== Work instructions ==
Only the number is needed: how many lines contain the word "chính"?

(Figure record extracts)
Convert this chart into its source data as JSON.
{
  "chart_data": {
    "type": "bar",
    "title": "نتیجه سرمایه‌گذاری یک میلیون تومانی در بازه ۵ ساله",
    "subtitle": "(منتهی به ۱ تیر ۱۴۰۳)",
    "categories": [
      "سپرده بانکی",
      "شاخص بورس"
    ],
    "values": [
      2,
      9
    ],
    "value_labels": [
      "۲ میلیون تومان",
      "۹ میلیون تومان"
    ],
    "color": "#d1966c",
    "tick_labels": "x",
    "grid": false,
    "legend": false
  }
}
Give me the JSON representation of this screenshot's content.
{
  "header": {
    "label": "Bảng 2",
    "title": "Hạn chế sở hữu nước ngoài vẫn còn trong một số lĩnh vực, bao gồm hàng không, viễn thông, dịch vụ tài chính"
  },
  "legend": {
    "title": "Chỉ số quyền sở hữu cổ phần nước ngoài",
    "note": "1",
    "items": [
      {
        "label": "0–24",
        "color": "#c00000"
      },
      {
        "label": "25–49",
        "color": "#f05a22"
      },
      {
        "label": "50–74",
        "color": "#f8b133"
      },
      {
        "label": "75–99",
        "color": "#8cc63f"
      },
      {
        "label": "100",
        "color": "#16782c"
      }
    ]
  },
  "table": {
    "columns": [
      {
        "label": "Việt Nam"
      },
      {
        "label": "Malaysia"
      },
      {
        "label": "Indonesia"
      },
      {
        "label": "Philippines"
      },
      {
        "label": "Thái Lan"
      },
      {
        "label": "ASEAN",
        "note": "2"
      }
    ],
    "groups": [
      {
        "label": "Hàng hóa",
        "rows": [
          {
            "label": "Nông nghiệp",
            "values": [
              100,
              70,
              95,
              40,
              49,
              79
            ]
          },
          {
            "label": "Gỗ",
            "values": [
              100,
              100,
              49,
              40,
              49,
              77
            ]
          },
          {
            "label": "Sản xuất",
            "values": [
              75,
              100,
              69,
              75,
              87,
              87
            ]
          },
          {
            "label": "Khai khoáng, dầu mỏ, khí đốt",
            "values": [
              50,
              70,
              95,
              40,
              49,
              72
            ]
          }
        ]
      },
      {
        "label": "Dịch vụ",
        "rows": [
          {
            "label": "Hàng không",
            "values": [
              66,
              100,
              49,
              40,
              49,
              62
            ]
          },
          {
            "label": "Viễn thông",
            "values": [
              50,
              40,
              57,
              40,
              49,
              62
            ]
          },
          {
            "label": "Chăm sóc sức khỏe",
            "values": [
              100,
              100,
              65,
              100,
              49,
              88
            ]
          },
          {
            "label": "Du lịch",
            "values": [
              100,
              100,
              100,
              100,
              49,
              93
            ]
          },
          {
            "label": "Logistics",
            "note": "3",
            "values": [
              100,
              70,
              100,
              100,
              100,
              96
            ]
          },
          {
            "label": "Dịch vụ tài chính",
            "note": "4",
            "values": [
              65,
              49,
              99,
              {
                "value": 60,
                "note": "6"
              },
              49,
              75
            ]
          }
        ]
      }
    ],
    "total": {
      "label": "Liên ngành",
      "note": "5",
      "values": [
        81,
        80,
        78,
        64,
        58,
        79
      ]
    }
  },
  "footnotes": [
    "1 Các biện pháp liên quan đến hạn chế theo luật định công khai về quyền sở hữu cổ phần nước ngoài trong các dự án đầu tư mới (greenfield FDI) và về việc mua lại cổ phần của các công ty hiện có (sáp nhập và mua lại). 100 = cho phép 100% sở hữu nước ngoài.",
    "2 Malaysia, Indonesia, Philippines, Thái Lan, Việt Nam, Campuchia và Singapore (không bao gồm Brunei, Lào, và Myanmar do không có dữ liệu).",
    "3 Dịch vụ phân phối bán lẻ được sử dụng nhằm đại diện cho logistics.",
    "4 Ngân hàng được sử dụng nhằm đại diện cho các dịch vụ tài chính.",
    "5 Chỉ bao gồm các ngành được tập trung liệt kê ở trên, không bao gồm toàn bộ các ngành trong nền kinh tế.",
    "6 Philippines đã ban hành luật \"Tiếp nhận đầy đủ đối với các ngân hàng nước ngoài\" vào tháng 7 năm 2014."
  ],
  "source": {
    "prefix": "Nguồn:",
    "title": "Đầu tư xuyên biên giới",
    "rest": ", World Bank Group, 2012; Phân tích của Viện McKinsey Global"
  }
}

== Problem solution ==
3